Give every entry again, word for word.

== Dataset content

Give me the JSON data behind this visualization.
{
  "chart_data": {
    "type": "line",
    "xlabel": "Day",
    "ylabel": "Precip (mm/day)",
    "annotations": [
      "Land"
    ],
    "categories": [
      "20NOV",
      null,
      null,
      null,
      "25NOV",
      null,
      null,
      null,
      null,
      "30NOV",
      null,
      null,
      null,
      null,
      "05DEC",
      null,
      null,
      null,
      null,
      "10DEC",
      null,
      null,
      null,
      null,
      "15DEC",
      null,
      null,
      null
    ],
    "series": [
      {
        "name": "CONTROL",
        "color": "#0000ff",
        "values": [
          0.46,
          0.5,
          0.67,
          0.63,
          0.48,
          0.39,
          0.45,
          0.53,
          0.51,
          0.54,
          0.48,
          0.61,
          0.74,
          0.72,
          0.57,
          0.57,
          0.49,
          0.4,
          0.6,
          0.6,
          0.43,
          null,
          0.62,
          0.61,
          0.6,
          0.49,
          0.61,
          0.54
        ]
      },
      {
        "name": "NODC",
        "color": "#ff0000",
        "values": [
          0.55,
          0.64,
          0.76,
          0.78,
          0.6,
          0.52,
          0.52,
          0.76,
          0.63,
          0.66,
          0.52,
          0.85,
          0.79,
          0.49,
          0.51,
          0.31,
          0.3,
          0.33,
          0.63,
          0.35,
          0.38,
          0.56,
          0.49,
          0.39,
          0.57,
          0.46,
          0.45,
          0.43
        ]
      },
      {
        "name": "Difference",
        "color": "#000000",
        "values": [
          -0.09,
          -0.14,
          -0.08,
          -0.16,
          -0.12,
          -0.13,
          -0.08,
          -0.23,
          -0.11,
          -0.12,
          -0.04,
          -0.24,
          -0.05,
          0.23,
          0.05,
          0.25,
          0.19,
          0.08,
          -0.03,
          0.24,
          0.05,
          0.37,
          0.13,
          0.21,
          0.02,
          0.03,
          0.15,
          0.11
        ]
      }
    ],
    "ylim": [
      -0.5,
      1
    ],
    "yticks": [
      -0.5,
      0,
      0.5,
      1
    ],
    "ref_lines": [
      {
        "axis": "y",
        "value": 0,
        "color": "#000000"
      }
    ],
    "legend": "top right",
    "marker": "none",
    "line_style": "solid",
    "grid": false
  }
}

====

Solved exercise:
Give me the JSON data behind this visualization.
{
  "chart_data": {
    "type": "line",
    "xlabel": "Day",
    "ylabel": "Precip (mm/day)",
    "annotations": [
      "Land"
    ],
    "categories": [
      "20NOV",
      null,
      null,
      null,
      "25NOV",
      null,
      null,
      null,
      null,
      "30NOV",
      null,
      null,
      null,
      null,
      "05DEC",
      null,
      null,
      null,
      null,
      "10DEC",
      null,
      null,
      null,
      null,
      "15DEC",
      null,
      null,
      null
    ],
    "series": [
      {
        "name": "CONTROL",
        "color": "#0000ff",
        "values": [
          0.46,
          0.5,
          0.67,
          0.63,
          0.48,
          0.39,
          0.45,
          0.53,
          0.51,
          0.54,
          0.48,
          0.61,
          0.74,
          0.72,
          0.57,
          0.57,
          0.49,
          0.4,
          0.6,
          0.6,
          0.43,
          null,
          0.62,
          0.61,
          0.6,
          0.49,
          0.61,
          0.54
        ]
      },
      {
        "name": "NODC",
        "color": "#ff0000",
        "values": [
          0.55,
          0.64,
          0.76,
          0.78,
          0.6,
          0.52,
          0.52,
          0.76,
          0.63,
          0.66,
          0.52,
          0.85,
          0.79,
          0.49,
          0.51,
          0.31,
          0.3,
          0.33,
          0.63,
          0.35,
          0.38,
          0.56,
          0.49,
          0.39,
          0.57,
          0.46,
          0.45,
          0.43
        ]
      },
      {
        "name": "Difference",
        "color": "#000000",
        "values": [
          -0.09,
          -0.14,
          -0.08,
          -0.16,
          -0.12,
          -0.13,
          -0.08,
          -0.23,
          -0.11,
          -0.12,
          -0.04,
          -0.24,
          -0.05,
          0.23,
          0.05,
          0.25,
          0.19,
          0.08,
          -0.03,
          0.24,
          0.05,
          0.37,
          0.13,
          0.21,
          0.02,
          0.03,
          0.15,
          0.11
        ]
      }
    ],
    "ylim": [
      -0.5,
      1
    ],
    "yticks": [
      -0.5,
      0,
      0.5,
      1
    ],
    "ref_lines": [
      {
        "axis": "y",
        "value": 0,
        "color": "#000000"
      }
    ],
    "legend": "top right",
    "marker": "none",
    "line_style": "solid",
    "grid": false
  }
}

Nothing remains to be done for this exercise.